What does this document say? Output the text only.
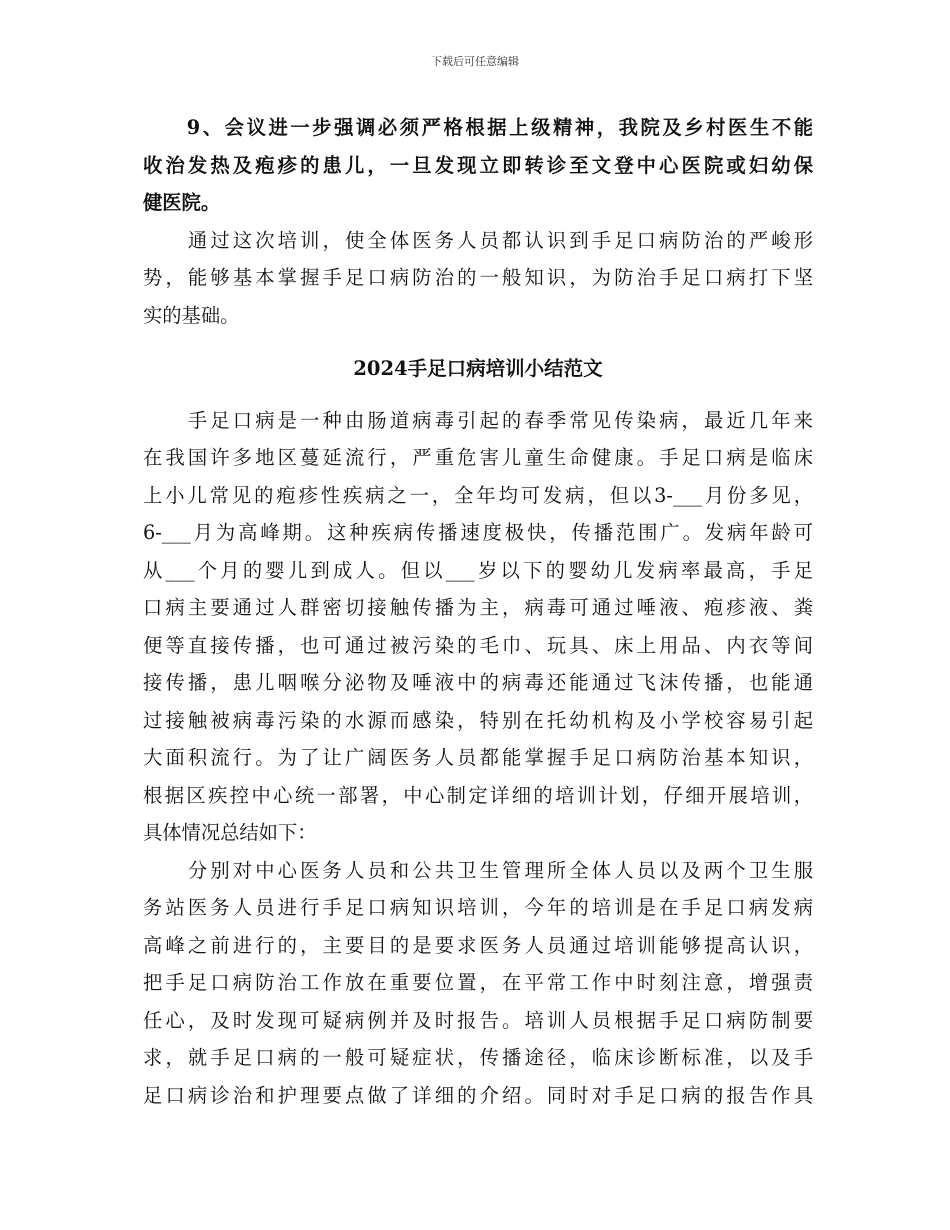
下载后可任意编辑
　　9、会议进一步强调必须严格根据上级精神，我院及乡村医生不能
收治发热及疱疹的患儿，一旦发现立即转诊至文登中心医院或妇幼保
健医院。
　　通过这次培训，使全体医务人员都认识到手足口病防治的严峻形
势，能够基本掌握手足口病防治的一般知识，为防治手足口病打下坚
实的基础。
2024手足口病培训小结范文
　　手足口病是一种由肠道病毒引起的春季常见传染病，最近几年来
在我国许多地区蔓延流行，严重危害儿童生命健康。手足口病是临床
上小儿常见的疱疹性疾病之一，全年均可发病，但以3-___月份多见，
6-___月为高峰期。这种疾病传播速度极快，传播范围广。发病年龄可
从___个月的婴儿到成人。但以___岁以下的婴幼儿发病率最高，手足
口病主要通过人群密切接触传播为主，病毒可通过唾液、疱疹液、粪
便等直接传播，也可通过被污染的毛巾、玩具、床上用品、内衣等间
接传播，患儿咽喉分泌物及唾液中的病毒还能通过飞沫传播，也能通
过接触被病毒污染的水源而感染，特别在托幼机构及小学校容易引起
大面积流行。为了让广阔医务人员都能掌握手足口病防治基本知识，
根据区疾控中心统一部署，中心制定详细的培训计划，仔细开展培训，
具体情况总结如下：
　　分别对中心医务人员和公共卫生管理所全体人员以及两个卫生服
务站医务人员进行手足口病知识培训，今年的培训是在手足口病发病
高峰之前进行的，主要目的是要求医务人员通过培训能够提高认识，
把手足口病防治工作放在重要位置，在平常工作中时刻注意，增强责
任心，及时发现可疑病例并及时报告。培训人员根据手足口病防制要
求，就手足口病的一般可疑症状，传播途径，临床诊断标准，以及手
足口病诊治和护理要点做了详细的介绍。同时对手足口病的报告作具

= = = =

*What this task involves:*
Give the data above again in full and unchanged, skipping the pictures.

*Solution for this problem:*
What does this document say? Output the text only.
下载后可任意编辑
　　9、会议进一步强调必须严格根据上级精神，我院及乡村医生不能
收治发热及疱疹的患儿，一旦发现立即转诊至文登中心医院或妇幼保
健医院。
　　通过这次培训，使全体医务人员都认识到手足口病防治的严峻形
势，能够基本掌握手足口病防治的一般知识，为防治手足口病打下坚
实的基础。
2024手足口病培训小结范文
　　手足口病是一种由肠道病毒引起的春季常见传染病，最近几年来
在我国许多地区蔓延流行，严重危害儿童生命健康。手足口病是临床
上小儿常见的疱疹性疾病之一，全年均可发病，但以3-___月份多见，
6-___月为高峰期。这种疾病传播速度极快，传播范围广。发病年龄可
从___个月的婴儿到成人。但以___岁以下的婴幼儿发病率最高，手足
口病主要通过人群密切接触传播为主，病毒可通过唾液、疱疹液、粪
便等直接传播，也可通过被污染的毛巾、玩具、床上用品、内衣等间
接传播，患儿咽喉分泌物及唾液中的病毒还能通过飞沫传播，也能通
过接触被病毒污染的水源而感染，特别在托幼机构及小学校容易引起
大面积流行。为了让广阔医务人员都能掌握手足口病防治基本知识，
根据区疾控中心统一部署，中心制定详细的培训计划，仔细开展培训，
具体情况总结如下：
　　分别对中心医务人员和公共卫生管理所全体人员以及两个卫生服
务站医务人员进行手足口病知识培训，今年的培训是在手足口病发病
高峰之前进行的，主要目的是要求医务人员通过培训能够提高认识，
把手足口病防治工作放在重要位置，在平常工作中时刻注意，增强责
任心，及时发现可疑病例并及时报告。培训人员根据手足口病防制要
求，就手足口病的一般可疑症状，传播途径，临床诊断标准，以及手
足口病诊治和护理要点做了详细的介绍。同时对手足口病的报告作具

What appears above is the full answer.